**Exercise inputs:**

· · · · ·

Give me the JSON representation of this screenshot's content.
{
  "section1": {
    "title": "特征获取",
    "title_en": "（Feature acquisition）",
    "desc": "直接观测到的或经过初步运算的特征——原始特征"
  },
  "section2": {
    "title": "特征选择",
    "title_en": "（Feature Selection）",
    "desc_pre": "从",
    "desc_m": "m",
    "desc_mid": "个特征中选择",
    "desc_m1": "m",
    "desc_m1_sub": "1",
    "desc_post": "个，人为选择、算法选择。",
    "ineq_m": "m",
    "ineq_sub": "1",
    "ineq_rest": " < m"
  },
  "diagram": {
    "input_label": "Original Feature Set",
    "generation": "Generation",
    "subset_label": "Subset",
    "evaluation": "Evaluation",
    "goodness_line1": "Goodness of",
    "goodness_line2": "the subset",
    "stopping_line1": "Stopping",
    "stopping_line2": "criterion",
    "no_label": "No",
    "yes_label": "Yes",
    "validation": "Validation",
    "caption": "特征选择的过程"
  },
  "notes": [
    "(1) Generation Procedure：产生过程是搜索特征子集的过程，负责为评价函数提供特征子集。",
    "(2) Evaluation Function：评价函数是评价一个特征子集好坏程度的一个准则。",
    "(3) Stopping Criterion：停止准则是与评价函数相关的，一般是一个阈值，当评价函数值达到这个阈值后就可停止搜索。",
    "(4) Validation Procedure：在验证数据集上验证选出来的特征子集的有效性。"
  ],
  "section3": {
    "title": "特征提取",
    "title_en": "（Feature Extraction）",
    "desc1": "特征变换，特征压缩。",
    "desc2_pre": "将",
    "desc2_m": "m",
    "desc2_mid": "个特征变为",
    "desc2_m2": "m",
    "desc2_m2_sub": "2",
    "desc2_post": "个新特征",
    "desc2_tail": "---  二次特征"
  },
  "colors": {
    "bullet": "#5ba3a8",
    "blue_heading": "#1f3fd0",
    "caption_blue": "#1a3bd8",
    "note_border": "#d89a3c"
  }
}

· · · · ·

Output all records verbatim.

**Solution for this exercise:**
Give me the JSON representation of this screenshot's content.
{
  "section1": {
    "title": "特征获取",
    "title_en": "（Feature acquisition）",
    "desc": "直接观测到的或经过初步运算的特征——原始特征"
  },
  "section2": {
    "title": "特征选择",
    "title_en": "（Feature Selection）",
    "desc_pre": "从",
    "desc_m": "m",
    "desc_mid": "个特征中选择",
    "desc_m1": "m",
    "desc_m1_sub": "1",
    "desc_post": "个，人为选择、算法选择。",
    "ineq_m": "m",
    "ineq_sub": "1",
    "ineq_rest": " < m"
  },
  "diagram": {
    "input_label": "Original Feature Set",
    "generation": "Generation",
    "subset_label": "Subset",
    "evaluation": "Evaluation",
    "goodness_line1": "Goodness of",
    "goodness_line2": "the subset",
    "stopping_line1": "Stopping",
    "stopping_line2": "criterion",
    "no_label": "No",
    "yes_label": "Yes",
    "validation": "Validation",
    "caption": "特征选择的过程"
  },
  "notes": [
    "(1) Generation Procedure：产生过程是搜索特征子集的过程，负责为评价函数提供特征子集。",
    "(2) Evaluation Function：评价函数是评价一个特征子集好坏程度的一个准则。",
    "(3) Stopping Criterion：停止准则是与评价函数相关的，一般是一个阈值，当评价函数值达到这个阈值后就可停止搜索。",
    "(4) Validation Procedure：在验证数据集上验证选出来的特征子集的有效性。"
  ],
  "section3": {
    "title": "特征提取",
    "title_en": "（Feature Extraction）",
    "desc1": "特征变换，特征压缩。",
    "desc2_pre": "将",
    "desc2_m": "m",
    "desc2_mid": "个特征变为",
    "desc2_m2": "m",
    "desc2_m2_sub": "2",
    "desc2_post": "个新特征",
    "desc2_tail": "---  二次特征"
  },
  "colors": {
    "bullet": "#5ba3a8",
    "blue_heading": "#1f3fd0",
    "caption_blue": "#1a3bd8",
    "note_border": "#d89a3c"
  }
}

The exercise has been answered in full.